- TO BE DONE -
Rewrite the entries from the line containing "y-tick-label: 16,250 bbox=[509, 731, 551, 745]" through the line containing "candle-body bbox=[75, 689, 80, 703]", inclusive, with "volume-bar" changed to "volume-column" and everything else left as it stands.

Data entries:

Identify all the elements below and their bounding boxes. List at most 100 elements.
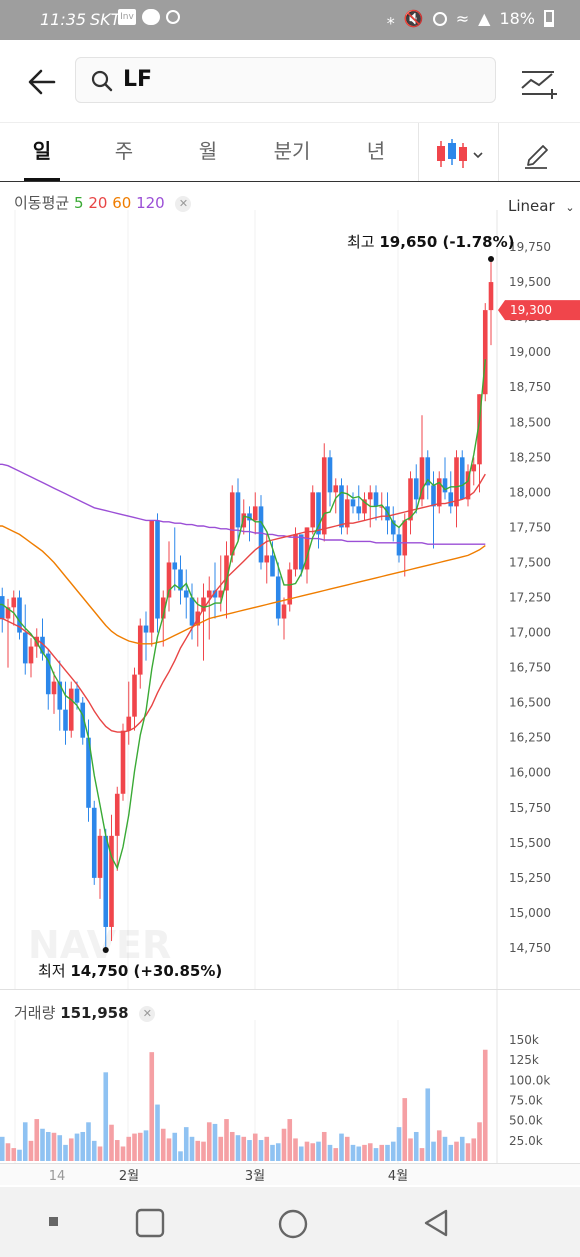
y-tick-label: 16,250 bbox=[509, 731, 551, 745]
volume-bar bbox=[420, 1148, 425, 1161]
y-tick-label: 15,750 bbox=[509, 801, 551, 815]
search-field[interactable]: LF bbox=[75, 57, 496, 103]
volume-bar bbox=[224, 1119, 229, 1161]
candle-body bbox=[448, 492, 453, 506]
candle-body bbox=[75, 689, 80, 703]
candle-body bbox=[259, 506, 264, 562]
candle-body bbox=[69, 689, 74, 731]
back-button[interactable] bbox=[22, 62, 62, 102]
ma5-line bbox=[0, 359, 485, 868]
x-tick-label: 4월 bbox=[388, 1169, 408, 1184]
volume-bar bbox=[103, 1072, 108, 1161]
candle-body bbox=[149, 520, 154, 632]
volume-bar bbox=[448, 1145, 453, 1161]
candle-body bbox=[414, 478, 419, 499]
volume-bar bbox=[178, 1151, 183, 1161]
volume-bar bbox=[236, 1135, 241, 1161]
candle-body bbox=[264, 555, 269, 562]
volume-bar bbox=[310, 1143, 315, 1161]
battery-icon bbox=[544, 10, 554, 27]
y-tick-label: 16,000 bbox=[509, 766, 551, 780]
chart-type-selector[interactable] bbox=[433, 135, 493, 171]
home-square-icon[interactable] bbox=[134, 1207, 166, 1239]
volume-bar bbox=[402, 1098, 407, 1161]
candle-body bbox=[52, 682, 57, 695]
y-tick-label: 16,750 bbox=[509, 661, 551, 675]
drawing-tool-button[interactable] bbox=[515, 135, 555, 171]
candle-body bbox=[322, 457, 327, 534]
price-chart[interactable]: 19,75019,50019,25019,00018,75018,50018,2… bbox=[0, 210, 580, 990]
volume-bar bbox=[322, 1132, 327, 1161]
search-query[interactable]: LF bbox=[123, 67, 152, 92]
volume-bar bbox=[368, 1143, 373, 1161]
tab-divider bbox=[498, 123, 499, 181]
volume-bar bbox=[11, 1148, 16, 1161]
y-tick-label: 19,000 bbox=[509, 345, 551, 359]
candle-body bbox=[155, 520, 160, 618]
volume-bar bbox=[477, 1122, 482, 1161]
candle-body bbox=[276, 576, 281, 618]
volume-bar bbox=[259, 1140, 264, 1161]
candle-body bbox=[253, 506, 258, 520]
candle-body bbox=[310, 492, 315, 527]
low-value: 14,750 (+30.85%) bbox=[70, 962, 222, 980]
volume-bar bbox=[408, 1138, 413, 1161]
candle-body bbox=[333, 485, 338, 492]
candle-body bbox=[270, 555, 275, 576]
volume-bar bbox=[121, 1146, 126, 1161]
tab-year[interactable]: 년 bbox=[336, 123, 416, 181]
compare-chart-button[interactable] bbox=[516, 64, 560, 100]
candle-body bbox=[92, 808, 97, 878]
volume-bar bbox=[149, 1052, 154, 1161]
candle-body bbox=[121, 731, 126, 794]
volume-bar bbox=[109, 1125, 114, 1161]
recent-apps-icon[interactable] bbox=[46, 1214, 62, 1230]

- FULL OUTPUT -
y-tick-label: 16,250 bbox=[509, 731, 551, 745]
volume-column bbox=[420, 1148, 425, 1161]
y-tick-label: 15,750 bbox=[509, 801, 551, 815]
search-field[interactable]: LF bbox=[75, 57, 496, 103]
volume-column bbox=[224, 1119, 229, 1161]
candle-body bbox=[448, 492, 453, 506]
candle-body bbox=[75, 689, 80, 703]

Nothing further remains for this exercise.